■ Task prompt
Copy out all the data, word for word.

[Collected data entries]
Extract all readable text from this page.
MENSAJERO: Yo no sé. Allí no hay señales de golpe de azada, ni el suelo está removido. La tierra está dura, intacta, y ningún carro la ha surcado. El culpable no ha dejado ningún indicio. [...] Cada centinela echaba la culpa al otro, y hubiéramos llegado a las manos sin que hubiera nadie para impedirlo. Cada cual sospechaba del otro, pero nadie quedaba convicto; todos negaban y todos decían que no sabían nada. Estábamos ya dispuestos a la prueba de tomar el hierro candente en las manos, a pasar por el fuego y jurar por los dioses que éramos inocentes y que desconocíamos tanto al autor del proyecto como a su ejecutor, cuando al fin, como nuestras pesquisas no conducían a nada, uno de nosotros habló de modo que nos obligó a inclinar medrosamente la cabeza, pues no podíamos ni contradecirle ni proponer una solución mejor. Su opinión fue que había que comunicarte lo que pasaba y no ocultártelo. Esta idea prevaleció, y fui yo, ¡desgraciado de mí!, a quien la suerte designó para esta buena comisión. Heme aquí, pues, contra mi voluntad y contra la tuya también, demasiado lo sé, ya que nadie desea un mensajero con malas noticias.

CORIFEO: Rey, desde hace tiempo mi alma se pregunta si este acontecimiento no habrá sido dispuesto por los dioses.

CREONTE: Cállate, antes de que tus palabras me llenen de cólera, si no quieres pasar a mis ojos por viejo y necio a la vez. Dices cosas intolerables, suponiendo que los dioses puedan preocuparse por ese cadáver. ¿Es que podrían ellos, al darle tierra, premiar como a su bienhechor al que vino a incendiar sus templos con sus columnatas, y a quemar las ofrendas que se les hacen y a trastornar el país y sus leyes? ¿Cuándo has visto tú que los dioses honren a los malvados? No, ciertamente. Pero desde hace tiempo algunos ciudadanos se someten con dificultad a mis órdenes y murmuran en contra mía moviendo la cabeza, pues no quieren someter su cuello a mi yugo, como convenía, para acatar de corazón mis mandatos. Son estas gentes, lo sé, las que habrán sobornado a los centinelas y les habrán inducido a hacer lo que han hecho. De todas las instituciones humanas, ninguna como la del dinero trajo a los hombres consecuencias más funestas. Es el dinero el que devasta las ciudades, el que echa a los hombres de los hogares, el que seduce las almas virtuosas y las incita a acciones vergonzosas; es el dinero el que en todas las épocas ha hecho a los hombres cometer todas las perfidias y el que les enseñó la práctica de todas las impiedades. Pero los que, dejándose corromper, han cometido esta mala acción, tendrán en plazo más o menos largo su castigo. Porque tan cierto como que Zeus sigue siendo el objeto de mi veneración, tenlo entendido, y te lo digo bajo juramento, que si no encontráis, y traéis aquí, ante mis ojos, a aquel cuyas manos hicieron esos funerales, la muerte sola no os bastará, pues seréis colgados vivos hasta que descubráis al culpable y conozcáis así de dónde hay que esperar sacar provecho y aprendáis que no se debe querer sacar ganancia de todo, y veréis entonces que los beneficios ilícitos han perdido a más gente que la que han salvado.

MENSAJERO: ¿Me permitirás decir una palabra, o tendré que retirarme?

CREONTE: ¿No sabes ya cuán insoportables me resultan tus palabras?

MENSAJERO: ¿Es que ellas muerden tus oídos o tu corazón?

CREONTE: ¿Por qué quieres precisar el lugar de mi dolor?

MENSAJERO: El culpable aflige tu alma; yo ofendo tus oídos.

■ The result
Extract all readable text from this page.
MENSAJERO: Yo no sé. Allí no hay señales de golpe de azada, ni el suelo está removido. La tierra está dura, intacta, y ningún carro la ha surcado. El culpable no ha dejado ningún indicio. [...] Cada centinela echaba la culpa al otro, y hubiéramos llegado a las manos sin que hubiera nadie para impedirlo. Cada cual sospechaba del otro, pero nadie quedaba convicto; todos negaban y todos decían que no sabían nada. Estábamos ya dispuestos a la prueba de tomar el hierro candente en las manos, a pasar por el fuego y jurar por los dioses que éramos inocentes y que desconocíamos tanto al autor del proyecto como a su ejecutor, cuando al fin, como nuestras pesquisas no conducían a nada, uno de nosotros habló de modo que nos obligó a inclinar medrosamente la cabeza, pues no podíamos ni contradecirle ni proponer una solución mejor. Su opinión fue que había que comunicarte lo que pasaba y no ocultártelo. Esta idea prevaleció, y fui yo, ¡desgraciado de mí!, a quien la suerte designó para esta buena comisión. Heme aquí, pues, contra mi voluntad y contra la tuya también, demasiado lo sé, ya que nadie desea un mensajero con malas noticias.

CORIFEO: Rey, desde hace tiempo mi alma se pregunta si este acontecimiento no habrá sido dispuesto por los dioses.

CREONTE: Cállate, antes de que tus palabras me llenen de cólera, si no quieres pasar a mis ojos por viejo y necio a la vez. Dices cosas intolerables, suponiendo que los dioses puedan preocuparse por ese cadáver. ¿Es que podrían ellos, al darle tierra, premiar como a su bienhechor al que vino a incendiar sus templos con sus columnatas, y a quemar las ofrendas que se les hacen y a trastornar el país y sus leyes? ¿Cuándo has visto tú que los dioses honren a los malvados? No, ciertamente. Pero desde hace tiempo algunos ciudadanos se someten con dificultad a mis órdenes y murmuran en contra mía moviendo la cabeza, pues no quieren someter su cuello a mi yugo, como convenía, para acatar de corazón mis mandatos. Son estas gentes, lo sé, las que habrán sobornado a los centinelas y les habrán inducido a hacer lo que han hecho. De todas las instituciones humanas, ninguna como la del dinero trajo a los hombres consecuencias más funestas. Es el dinero el que devasta las ciudades, el que echa a los hombres de los hogares, el que seduce las almas virtuosas y las incita a acciones vergonzosas; es el dinero el que en todas las épocas ha hecho a los hombres cometer todas las perfidias y el que les enseñó la práctica de todas las impiedades. Pero los que, dejándose corromper, han cometido esta mala acción, tendrán en plazo más o menos largo su castigo. Porque tan cierto como que Zeus sigue siendo el objeto de mi veneración, tenlo entendido, y te lo digo bajo juramento, que si no encontráis, y traéis aquí, ante mis ojos, a aquel cuyas manos hicieron esos funerales, la muerte sola no os bastará, pues seréis colgados vivos hasta que descubráis al culpable y conozcáis así de dónde hay que esperar sacar provecho y aprendáis que no se debe querer sacar ganancia de todo, y veréis entonces que los beneficios ilícitos han perdido a más gente que la que han salvado.

MENSAJERO: ¿Me permitirás decir una palabra, o tendré que retirarme?

CREONTE: ¿No sabes ya cuán insoportables me resultan tus palabras?

MENSAJERO: ¿Es que ellas muerden tus oídos o tu corazón?

CREONTE: ¿Por qué quieres precisar el lugar de mi dolor?

MENSAJERO: El culpable aflige tu alma; yo ofendo tus oídos.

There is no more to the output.